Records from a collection
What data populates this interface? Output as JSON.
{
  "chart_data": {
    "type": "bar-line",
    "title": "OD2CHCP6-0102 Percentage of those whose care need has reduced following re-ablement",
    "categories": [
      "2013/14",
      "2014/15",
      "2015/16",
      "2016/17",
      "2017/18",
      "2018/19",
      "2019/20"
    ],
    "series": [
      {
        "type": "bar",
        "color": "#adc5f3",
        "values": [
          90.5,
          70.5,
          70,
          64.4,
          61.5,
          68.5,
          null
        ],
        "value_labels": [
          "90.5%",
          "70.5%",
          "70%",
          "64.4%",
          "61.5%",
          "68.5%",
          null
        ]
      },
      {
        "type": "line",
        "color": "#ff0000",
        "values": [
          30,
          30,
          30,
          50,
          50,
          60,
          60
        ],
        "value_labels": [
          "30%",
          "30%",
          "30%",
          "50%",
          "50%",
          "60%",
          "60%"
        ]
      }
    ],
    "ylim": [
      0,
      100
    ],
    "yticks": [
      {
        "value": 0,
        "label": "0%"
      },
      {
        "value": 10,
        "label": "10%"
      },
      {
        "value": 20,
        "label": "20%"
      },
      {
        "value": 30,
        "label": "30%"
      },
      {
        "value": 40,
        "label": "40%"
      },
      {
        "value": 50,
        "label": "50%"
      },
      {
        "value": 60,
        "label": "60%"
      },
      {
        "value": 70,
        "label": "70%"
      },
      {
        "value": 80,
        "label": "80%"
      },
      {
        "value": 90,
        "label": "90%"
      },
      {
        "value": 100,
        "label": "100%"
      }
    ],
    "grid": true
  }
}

---

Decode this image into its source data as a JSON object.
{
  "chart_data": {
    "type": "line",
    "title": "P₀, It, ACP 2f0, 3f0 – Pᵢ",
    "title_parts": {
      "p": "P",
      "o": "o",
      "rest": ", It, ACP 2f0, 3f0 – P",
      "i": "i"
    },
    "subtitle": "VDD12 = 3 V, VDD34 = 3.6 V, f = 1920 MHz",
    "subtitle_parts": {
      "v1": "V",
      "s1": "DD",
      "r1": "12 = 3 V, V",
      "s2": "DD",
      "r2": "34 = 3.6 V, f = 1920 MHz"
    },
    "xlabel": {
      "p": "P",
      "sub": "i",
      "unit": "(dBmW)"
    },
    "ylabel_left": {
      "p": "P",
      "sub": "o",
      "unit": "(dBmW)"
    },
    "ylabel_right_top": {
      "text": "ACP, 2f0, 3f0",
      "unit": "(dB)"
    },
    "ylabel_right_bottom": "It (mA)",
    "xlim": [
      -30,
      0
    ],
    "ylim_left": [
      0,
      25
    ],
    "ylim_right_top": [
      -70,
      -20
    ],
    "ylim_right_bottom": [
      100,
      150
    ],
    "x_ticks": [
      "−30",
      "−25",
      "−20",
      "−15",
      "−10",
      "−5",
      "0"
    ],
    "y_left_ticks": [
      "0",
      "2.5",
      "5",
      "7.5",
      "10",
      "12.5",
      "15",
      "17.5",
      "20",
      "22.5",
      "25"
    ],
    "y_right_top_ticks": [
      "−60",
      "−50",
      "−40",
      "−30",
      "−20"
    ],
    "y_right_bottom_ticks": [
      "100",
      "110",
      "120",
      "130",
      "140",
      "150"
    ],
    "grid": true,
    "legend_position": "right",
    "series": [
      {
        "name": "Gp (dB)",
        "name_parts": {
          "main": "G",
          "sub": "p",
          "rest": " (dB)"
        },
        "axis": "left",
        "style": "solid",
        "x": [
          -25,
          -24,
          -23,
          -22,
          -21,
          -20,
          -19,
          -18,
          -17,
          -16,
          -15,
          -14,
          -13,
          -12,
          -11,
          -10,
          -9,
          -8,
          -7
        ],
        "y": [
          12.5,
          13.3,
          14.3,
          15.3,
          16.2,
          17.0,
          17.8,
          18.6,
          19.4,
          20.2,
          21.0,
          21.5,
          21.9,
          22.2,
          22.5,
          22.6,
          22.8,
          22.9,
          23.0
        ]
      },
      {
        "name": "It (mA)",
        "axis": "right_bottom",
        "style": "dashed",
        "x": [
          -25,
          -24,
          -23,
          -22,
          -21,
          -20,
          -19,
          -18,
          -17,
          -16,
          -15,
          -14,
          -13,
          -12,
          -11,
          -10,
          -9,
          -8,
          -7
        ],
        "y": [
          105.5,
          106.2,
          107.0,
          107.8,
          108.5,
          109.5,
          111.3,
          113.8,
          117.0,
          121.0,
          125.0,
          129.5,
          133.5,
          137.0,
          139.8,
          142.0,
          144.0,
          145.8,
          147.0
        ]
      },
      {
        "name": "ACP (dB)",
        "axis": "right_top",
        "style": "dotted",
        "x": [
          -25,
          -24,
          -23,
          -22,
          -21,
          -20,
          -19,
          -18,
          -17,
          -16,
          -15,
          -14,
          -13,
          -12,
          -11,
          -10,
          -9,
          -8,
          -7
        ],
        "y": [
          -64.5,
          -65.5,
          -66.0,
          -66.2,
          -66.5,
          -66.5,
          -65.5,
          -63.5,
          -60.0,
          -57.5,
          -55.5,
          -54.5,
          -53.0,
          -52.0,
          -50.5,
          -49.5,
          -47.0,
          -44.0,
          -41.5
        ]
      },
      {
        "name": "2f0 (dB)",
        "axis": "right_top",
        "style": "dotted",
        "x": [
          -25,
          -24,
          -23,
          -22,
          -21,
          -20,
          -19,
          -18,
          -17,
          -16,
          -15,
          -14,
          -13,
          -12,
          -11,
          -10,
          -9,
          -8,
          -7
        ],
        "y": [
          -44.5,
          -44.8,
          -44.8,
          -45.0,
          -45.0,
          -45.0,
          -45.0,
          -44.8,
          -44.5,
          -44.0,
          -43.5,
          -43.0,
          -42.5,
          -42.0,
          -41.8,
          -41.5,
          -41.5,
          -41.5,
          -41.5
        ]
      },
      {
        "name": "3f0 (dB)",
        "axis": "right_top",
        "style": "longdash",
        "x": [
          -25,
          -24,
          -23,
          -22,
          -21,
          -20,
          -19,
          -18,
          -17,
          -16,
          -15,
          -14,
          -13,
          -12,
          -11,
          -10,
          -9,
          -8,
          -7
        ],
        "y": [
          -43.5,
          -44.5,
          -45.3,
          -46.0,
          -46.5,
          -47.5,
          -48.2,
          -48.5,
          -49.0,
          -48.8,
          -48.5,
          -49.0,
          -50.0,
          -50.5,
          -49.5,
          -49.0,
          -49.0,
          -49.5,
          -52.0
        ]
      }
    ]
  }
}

Task brief = Copy out each line of the listing that holds "this".

Exercise answer =
What data populates this interface? Output as JSON.
Decode this image into its source data as a JSON object.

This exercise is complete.